Figure dataset records
/---

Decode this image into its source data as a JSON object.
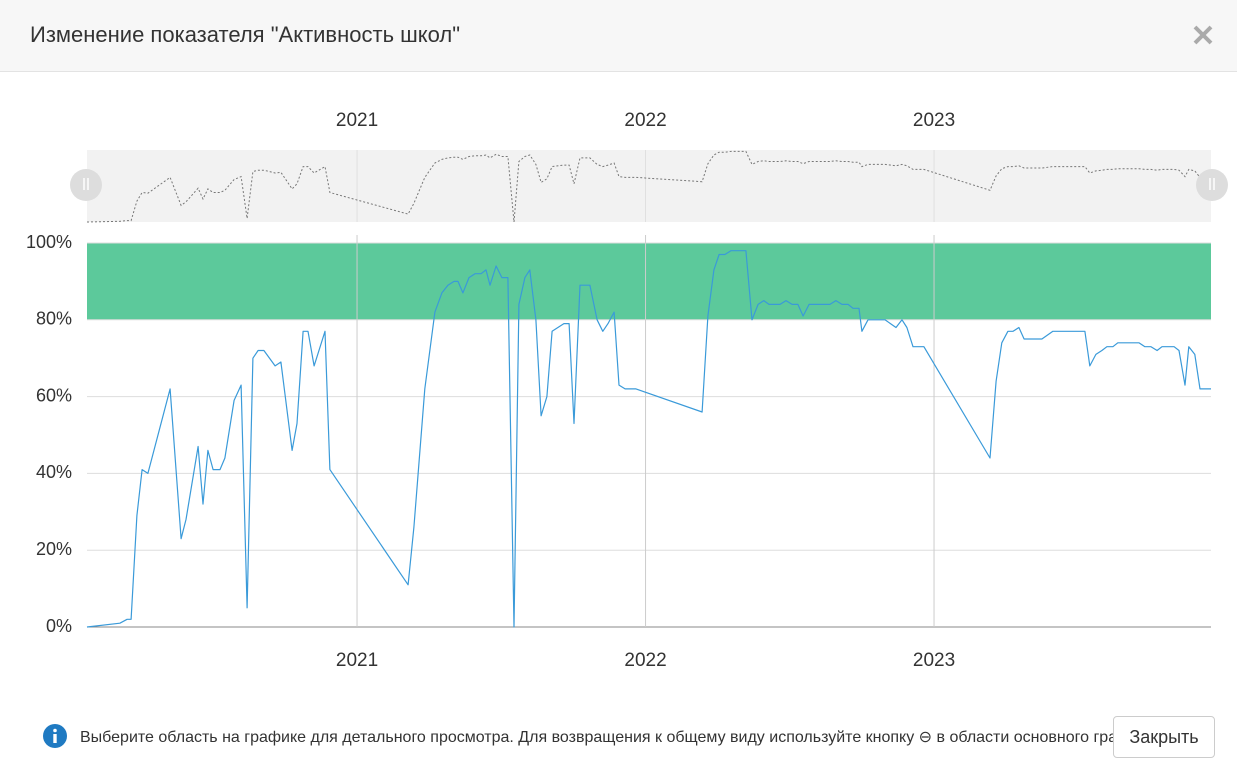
{
  "modal": {
    "title": "Изменение показателя \"Активность школ\"",
    "info_text": "Выберите область на графике для детального просмотра. Для возвращения к общему виду используйте кнопку ⊖ в области основного графика.",
    "close_button": "Закрыть"
  },
  "chart_data": {
    "type": "line",
    "x": [
      2020.064,
      2020.178,
      2020.203,
      2020.217,
      2020.237,
      2020.255,
      2020.275,
      2020.317,
      2020.352,
      2020.39,
      2020.407,
      2020.449,
      2020.466,
      2020.483,
      2020.501,
      2020.525,
      2020.542,
      2020.574,
      2020.598,
      2020.619,
      2020.639,
      2020.657,
      2020.677,
      2020.716,
      2020.736,
      2020.775,
      2020.792,
      2020.813,
      2020.83,
      2020.851,
      2020.889,
      2020.906,
      2021.177,
      2021.197,
      2021.235,
      2021.27,
      2021.294,
      2021.315,
      2021.336,
      2021.35,
      2021.367,
      2021.388,
      2021.409,
      2021.43,
      2021.447,
      2021.461,
      2021.482,
      2021.502,
      2021.523,
      2021.544,
      2021.561,
      2021.582,
      2021.599,
      2021.62,
      2021.638,
      2021.658,
      2021.676,
      2021.717,
      2021.735,
      2021.752,
      2021.773,
      2021.807,
      2021.832,
      2021.852,
      2021.87,
      2021.891,
      2021.908,
      2021.929,
      2021.967,
      2022.196,
      2022.216,
      2022.237,
      2022.255,
      2022.275,
      2022.296,
      2022.348,
      2022.369,
      2022.39,
      2022.41,
      2022.428,
      2022.466,
      2022.487,
      2022.508,
      2022.528,
      2022.546,
      2022.567,
      2022.639,
      2022.66,
      2022.681,
      2022.702,
      2022.719,
      2022.74,
      2022.75,
      2022.771,
      2022.83,
      2022.868,
      2022.889,
      2022.906,
      2022.927,
      2022.965,
      2023.194,
      2023.215,
      2023.235,
      2023.256,
      2023.274,
      2023.294,
      2023.312,
      2023.374,
      2023.412,
      2023.523,
      2023.54,
      2023.561,
      2023.582,
      2023.599,
      2023.62,
      2023.637,
      2023.71,
      2023.731,
      2023.752,
      2023.773,
      2023.79,
      2023.832,
      2023.849,
      2023.87,
      2023.883,
      2023.904,
      2023.922,
      2023.96
    ],
    "series": [
      {
        "color": "#3a9ad9",
        "values": [
          0,
          1,
          2,
          2,
          29,
          41,
          40,
          52,
          62,
          23,
          28,
          47,
          32,
          46,
          41,
          41,
          44,
          59,
          63,
          5,
          70,
          72,
          72,
          68,
          69,
          46,
          53,
          77,
          77,
          68,
          77,
          41,
          11,
          26,
          62,
          82,
          87,
          89,
          90,
          90,
          87,
          91,
          92,
          92,
          93,
          89,
          94,
          91,
          91,
          0,
          84,
          91,
          93,
          80,
          55,
          60,
          77,
          79,
          79,
          53,
          89,
          89,
          80,
          77,
          79,
          82,
          63,
          62,
          62,
          56,
          81,
          93,
          97,
          97,
          98,
          98,
          80,
          84,
          85,
          84,
          84,
          85,
          84,
          84,
          81,
          84,
          84,
          85,
          84,
          84,
          83,
          83,
          77,
          80,
          80,
          78,
          80,
          78,
          73,
          73,
          44,
          64,
          74,
          77,
          77,
          78,
          75,
          75,
          77,
          77,
          68,
          71,
          72,
          73,
          73,
          74,
          74,
          73,
          73,
          72,
          73,
          73,
          72,
          63,
          73,
          71,
          62,
          62
        ]
      }
    ],
    "xlim": [
      2020.064,
      2023.96
    ],
    "xticks": [
      2021,
      2022,
      2023
    ],
    "ylim": [
      0,
      100
    ],
    "yticks": [
      {
        "value": 0,
        "label": "0%"
      },
      {
        "value": 20,
        "label": "20%"
      },
      {
        "value": 40,
        "label": "40%"
      },
      {
        "value": 60,
        "label": "60%"
      },
      {
        "value": 80,
        "label": "80%"
      },
      {
        "value": 100,
        "label": "100%"
      }
    ],
    "grid": true,
    "plot_band": [
      80,
      100
    ],
    "plot_band_color": "#5cc99b",
    "navigator": true
  }
}
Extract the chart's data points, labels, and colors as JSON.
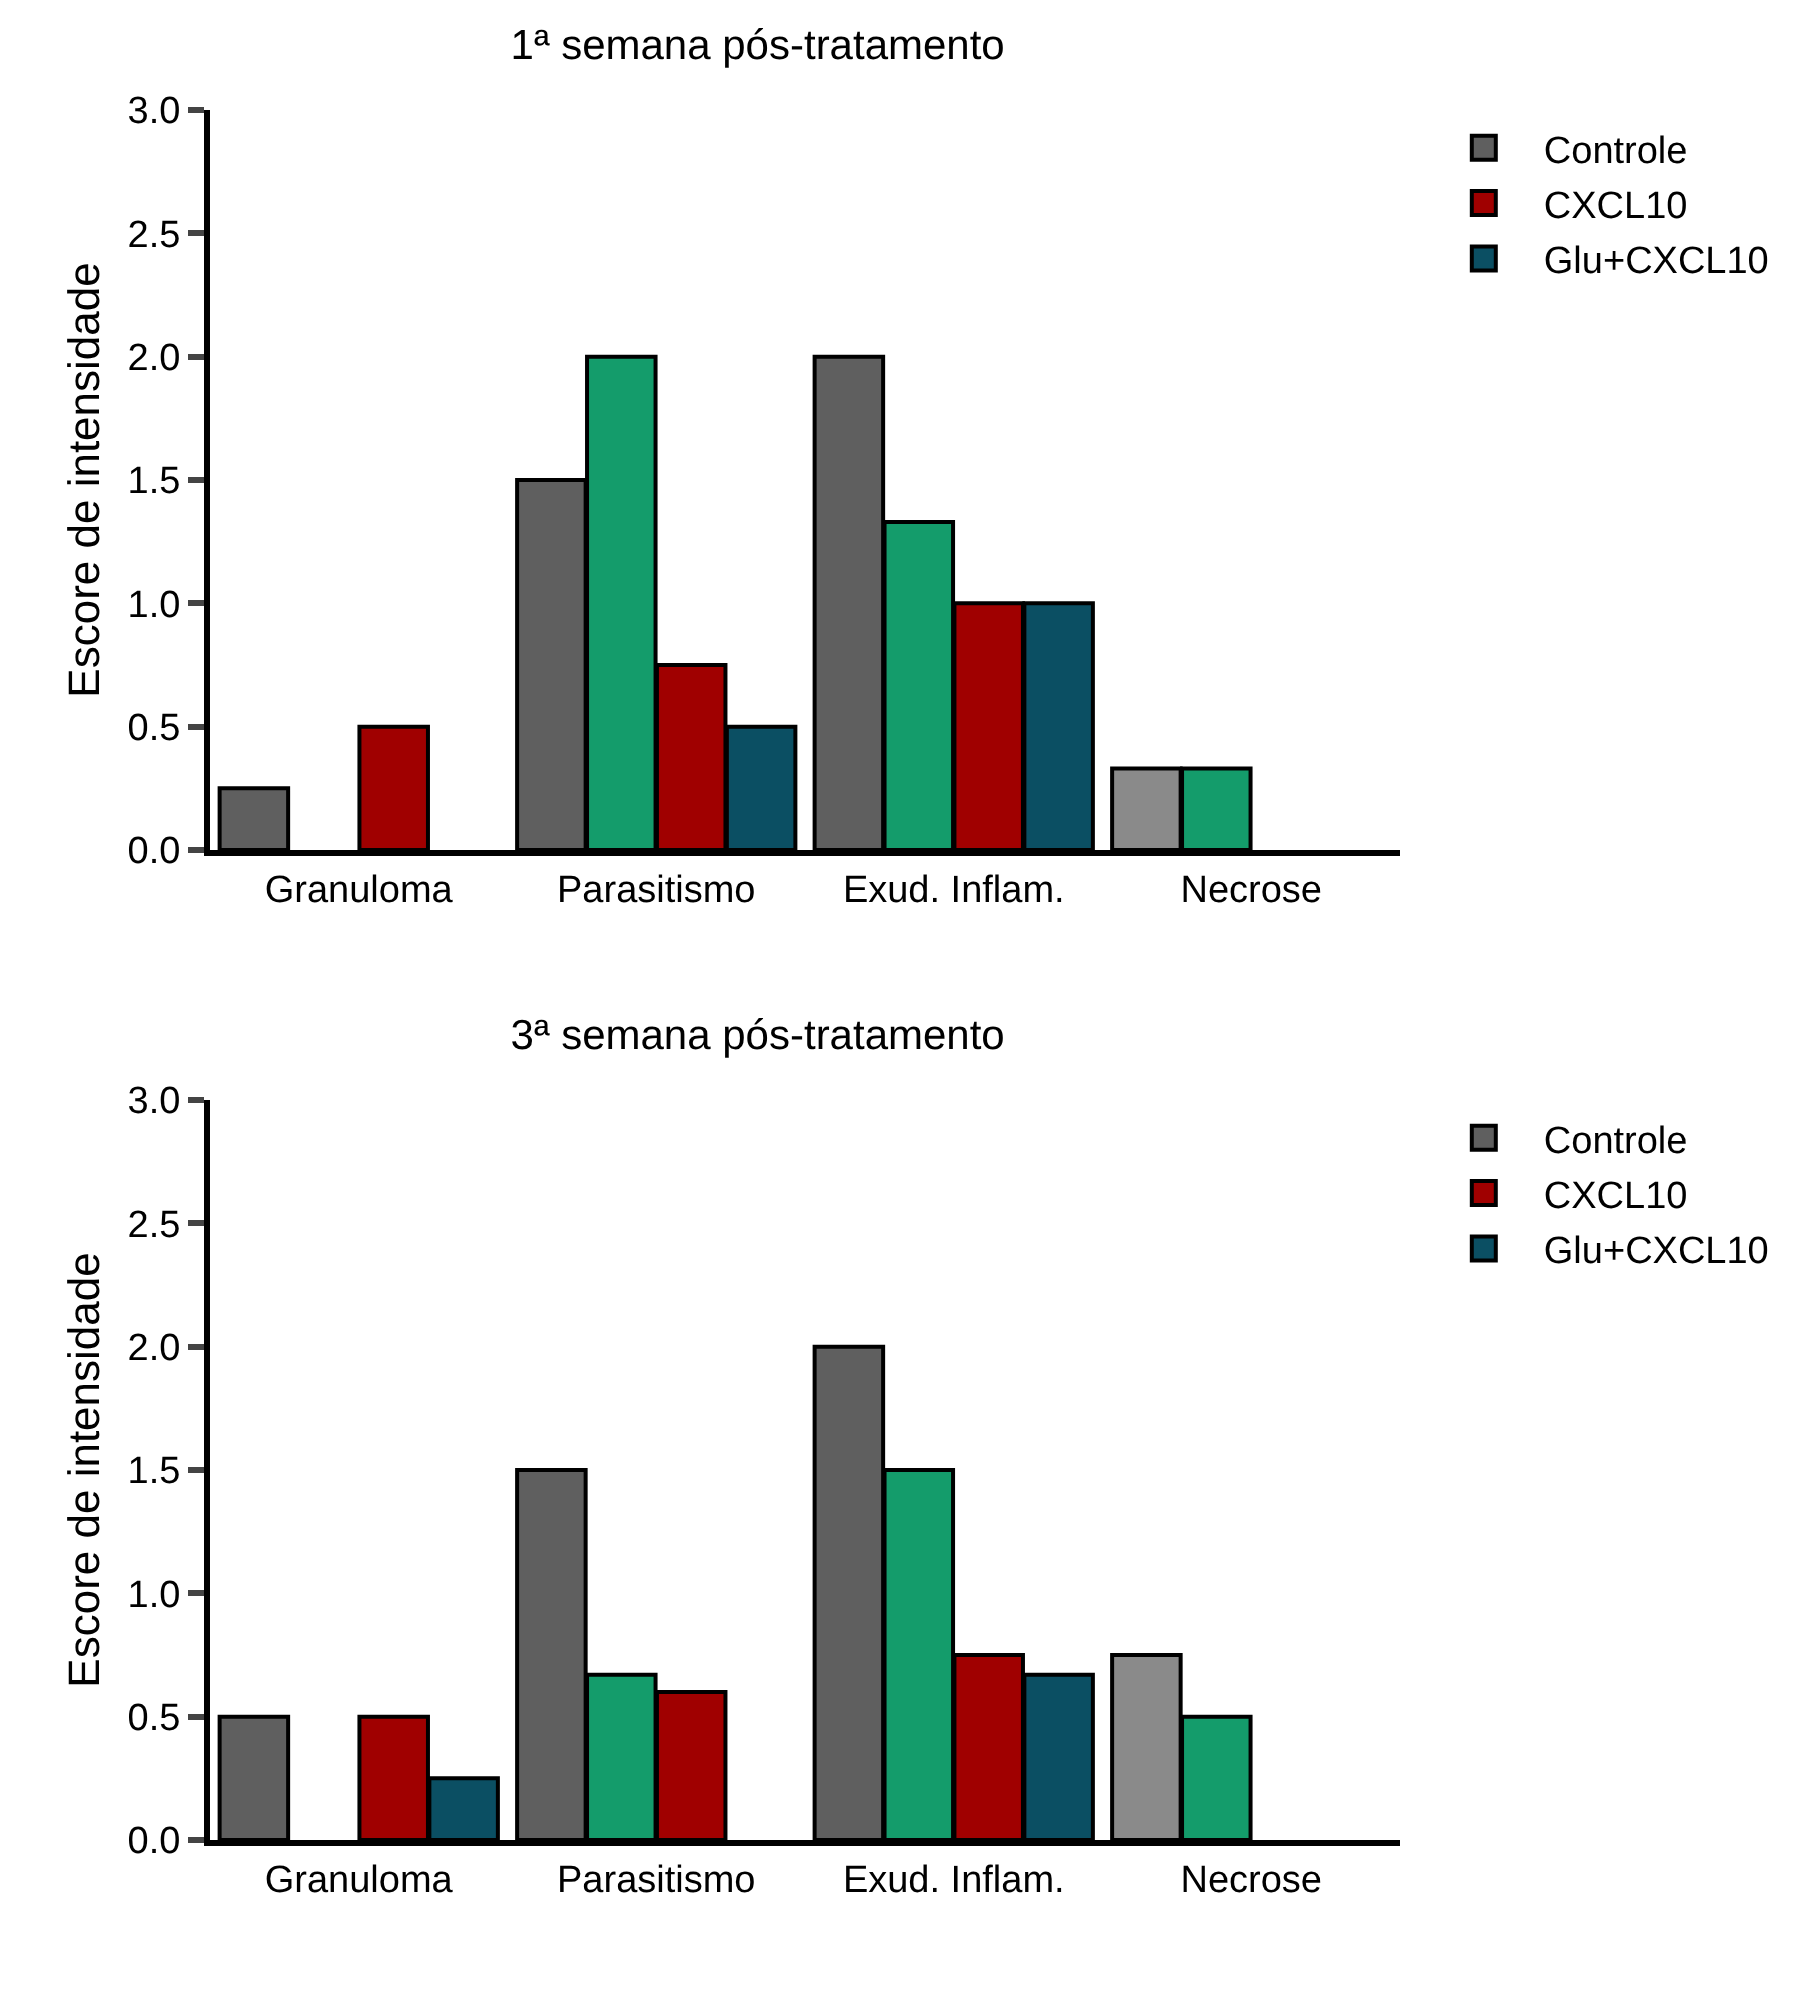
{
  "chart_data": [
    {
      "type": "bar",
      "title": "1ª semana pós-tratamento",
      "ylabel": "Escore de intensidade",
      "categories": [
        "Granuloma",
        "Parasitismo",
        "Exud. Inflam.",
        "Necrose"
      ],
      "series": [
        {
          "name": "Controle",
          "color": "#5f5f5f",
          "colors": [
            null,
            null,
            null,
            "#8a8a8a"
          ],
          "values": [
            0.25,
            1.5,
            2.0,
            0.33
          ]
        },
        {
          "color": "#149c6b",
          "values": [
            null,
            2.0,
            1.33,
            0.33
          ]
        },
        {
          "name": "CXCL10",
          "color": "#a00000",
          "values": [
            0.5,
            0.75,
            1.0,
            null
          ]
        },
        {
          "name": "Glu+CXCL10",
          "color": "#0b4f63",
          "values": [
            null,
            0.5,
            1.0,
            null
          ]
        }
      ],
      "ylim": [
        0,
        3
      ],
      "yticks": [
        {
          "value": 0,
          "label": "0.0"
        },
        {
          "value": 0.5,
          "label": "0.5"
        },
        {
          "value": 1,
          "label": "1.0"
        },
        {
          "value": 1.5,
          "label": "1.5"
        },
        {
          "value": 2,
          "label": "2.0"
        },
        {
          "value": 2.5,
          "label": "2.5"
        },
        {
          "value": 3,
          "label": "3.0"
        }
      ],
      "grid": false,
      "legend": "top right"
    },
    {
      "type": "bar",
      "title": "3ª semana pós-tratamento",
      "ylabel": "Escore de intensidade",
      "categories": [
        "Granuloma",
        "Parasitismo",
        "Exud. Inflam.",
        "Necrose"
      ],
      "series": [
        {
          "name": "Controle",
          "color": "#5f5f5f",
          "colors": [
            null,
            null,
            null,
            "#8a8a8a"
          ],
          "values": [
            0.5,
            1.5,
            2.0,
            0.75
          ]
        },
        {
          "color": "#149c6b",
          "values": [
            null,
            0.67,
            1.5,
            0.5
          ]
        },
        {
          "name": "CXCL10",
          "color": "#a00000",
          "values": [
            0.5,
            0.6,
            0.75,
            null
          ]
        },
        {
          "name": "Glu+CXCL10",
          "color": "#0b4f63",
          "values": [
            0.25,
            null,
            0.67,
            null
          ]
        }
      ],
      "ylim": [
        0,
        3
      ],
      "yticks": [
        {
          "value": 0,
          "label": "0.0"
        },
        {
          "value": 0.5,
          "label": "0.5"
        },
        {
          "value": 1,
          "label": "1.0"
        },
        {
          "value": 1.5,
          "label": "1.5"
        },
        {
          "value": 2,
          "label": "2.0"
        },
        {
          "value": 2.5,
          "label": "2.5"
        },
        {
          "value": 3,
          "label": "3.0"
        }
      ],
      "grid": false,
      "legend": "top right"
    }
  ]
}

\---

**To be done:**
Reproduce the data verbatim. Do not carry any picture into the copy.

**Answer to this exercise:**
Decode this image into its source data as a JSON object.
{
  "modal": {
    "title": "Изменение показателя \"Активность школ\"",
    "info_text": "Выберите область на графике для детального просмотра. Для возвращения к общему виду используйте кнопку ⊖ в области основного графика.",
    "close_button": "Закрыть"
  },
  "chart_data": {
    "type": "line",
    "x": [
      2020.064,
      2020.178,
      2020.203,
      2020.217,
      2020.237,
      2020.255,
      2020.275,
      2020.317,
      2020.352,
      2020.39,
      2020.407,
      2020.449,
      2020.466,
      2020.483,
      2020.501,
      2020.525,
      2020.542,
      2020.574,
      2020.598,
      2020.619,
      2020.639,
      2020.657,
      2020.677,
      2020.716,
      2020.736,
      2020.775,
      2020.792,
      2020.813,
      2020.83,
      2020.851,
      2020.889,
      2020.906,
      2021.177,
      2021.197,
      2021.235,
      2021.27,
      2021.294,
      2021.315,
      2021.336,
      2021.35,
      2021.367,
      2021.388,
      2021.409,
      2021.43,
      2021.447,
      2021.461,
      2021.482,
      2021.502,
      2021.523,
      2021.544,
      2021.561,
      2021.582,
      2021.599,
      2021.62,
      2021.638,
      2021.658,
      2021.676,
      2021.717,
      2021.735,
      2021.752,
      2021.773,
      2021.807,
      2021.832,
      2021.852,
      2021.87,
      2021.891,
      2021.908,
      2021.929,
      2021.967,
      2022.196,
      2022.216,
      2022.237,
      2022.255,
      2022.275,
      2022.296,
      2022.348,
      2022.369,
      2022.39,
      2022.41,
      2022.428,
      2022.466,
      2022.487,
      2022.508,
      2022.528,
      2022.546,
      2022.567,
      2022.639,
      2022.66,
      2022.681,
      2022.702,
      2022.719,
      2022.74,
      2022.75,
      2022.771,
      2022.83,
      2022.868,
      2022.889,
      2022.906,
      2022.927,
      2022.965,
      2023.194,
      2023.215,
      2023.235,
      2023.256,
      2023.274,
      2023.294,
      2023.312,
      2023.374,
      2023.412,
      2023.523,
      2023.54,
      2023.561,
      2023.582,
      2023.599,
      2023.62,
      2023.637,
      2023.71,
      2023.731,
      2023.752,
      2023.773,
      2023.79,
      2023.832,
      2023.849,
      2023.87,
      2023.883,
      2023.904,
      2023.922,
      2023.96
    ],
    "series": [
      {
        "color": "#3a9ad9",
        "values": [
          0,
          1,
          2,
          2,
          29,
          41,
          40,
          52,
          62,
          23,
          28,
          47,
          32,
          46,
          41,
          41,
          44,
          59,
          63,
          5,
          70,
          72,
          72,
          68,
          69,
          46,
          53,
          77,
          77,
          68,
          77,
          41,
          11,
          26,
          62,
          82,
          87,
          89,
          90,
          90,
          87,
          91,
          92,
          92,
          93,
          89,
          94,
          91,
          91,
          0,
          84,
          91,
          93,
          80,
          55,
          60,
          77,
          79,
          79,
          53,
          89,
          89,
          80,
          77,
          79,
          82,
          63,
          62,
          62,
          56,
          81,
          93,
          97,
          97,
          98,
          98,
          80,
          84,
          85,
          84,
          84,
          85,
          84,
          84,
          81,
          84,
          84,
          85,
          84,
          84,
          83,
          83,
          77,
          80,
          80,
          78,
          80,
          78,
          73,
          73,
          44,
          64,
          74,
          77,
          77,
          78,
          75,
          75,
          77,
          77,
          68,
          71,
          72,
          73,
          73,
          74,
          74,
          73,
          73,
          72,
          73,
          73,
          72,
          63,
          73,
          71,
          62,
          62
        ]
      }
    ],
    "xlim": [
      2020.064,
      2023.96
    ],
    "xticks": [
      2021,
      2022,
      2023
    ],
    "ylim": [
      0,
      100
    ],
    "yticks": [
      {
        "value": 0,
        "label": "0%"
      },
      {
        "value": 20,
        "label": "20%"
      },
      {
        "value": 40,
        "label": "40%"
      },
      {
        "value": 60,
        "label": "60%"
      },
      {
        "value": 80,
        "label": "80%"
      },
      {
        "value": 100,
        "label": "100%"
      }
    ],
    "grid": true,
    "plot_band": [
      80,
      100
    ],
    "plot_band_color": "#5cc99b",
    "navigator": true
  }
}
Extract the chart's data points, labels, and colors as JSON.
{
  "chart_data": [
    {
      "type": "bar",
      "title": "1ª semana pós-tratamento",
      "ylabel": "Escore de intensidade",
      "categories": [
        "Granuloma",
        "Parasitismo",
        "Exud. Inflam.",
        "Necrose"
      ],
      "series": [
        {
          "name": "Controle",
          "color": "#5f5f5f",
          "colors": [
            null,
            null,
            null,
            "#8a8a8a"
          ],
          "values": [
            0.25,
            1.5,
            2.0,
            0.33
          ]
        },
        {
          "color": "#149c6b",
          "values": [
            null,
            2.0,
            1.33,
            0.33
          ]
        },
        {
          "name": "CXCL10",
          "color": "#a00000",
          "values": [
            0.5,
            0.75,
            1.0,
            null
          ]
        },
        {
          "name": "Glu+CXCL10",
          "color": "#0b4f63",
          "values": [
            null,
            0.5,
            1.0,
            null
          ]
        }
      ],
      "ylim": [
        0,
        3
      ],
      "yticks": [
        {
          "value": 0,
          "label": "0.0"
        },
        {
          "value": 0.5,
          "label": "0.5"
        },
        {
          "value": 1,
          "label": "1.0"
        },
        {
          "value": 1.5,
          "label": "1.5"
        },
        {
          "value": 2,
          "label": "2.0"
        },
        {
          "value": 2.5,
          "label": "2.5"
        },
        {
          "value": 3,
          "label": "3.0"
        }
      ],
      "grid": false,
      "legend": "top right"
    },
    {
      "type": "bar",
      "title": "3ª semana pós-tratamento",
      "ylabel": "Escore de intensidade",
      "categories": [
        "Granuloma",
        "Parasitismo",
        "Exud. Inflam.",
        "Necrose"
      ],
      "series": [
        {
          "name": "Controle",
          "color": "#5f5f5f",
          "colors": [
            null,
            null,
            null,
            "#8a8a8a"
          ],
          "values": [
            0.5,
            1.5,
            2.0,
            0.75
          ]
        },
        {
          "color": "#149c6b",
          "values": [
            null,
            0.67,
            1.5,
            0.5
          ]
        },
        {
          "name": "CXCL10",
          "color": "#a00000",
          "values": [
            0.5,
            0.6,
            0.75,
            null
          ]
        },
        {
          "name": "Glu+CXCL10",
          "color": "#0b4f63",
          "values": [
            0.25,
            null,
            0.67,
            null
          ]
        }
      ],
      "ylim": [
        0,
        3
      ],
      "yticks": [
        {
          "value": 0,
          "label": "0.0"
        },
        {
          "value": 0.5,
          "label": "0.5"
        },
        {
          "value": 1,
          "label": "1.0"
        },
        {
          "value": 1.5,
          "label": "1.5"
        },
        {
          "value": 2,
          "label": "2.0"
        },
        {
          "value": 2.5,
          "label": "2.5"
        },
        {
          "value": 3,
          "label": "3.0"
        }
      ],
      "grid": false,
      "legend": "top right"
    }
  ]
}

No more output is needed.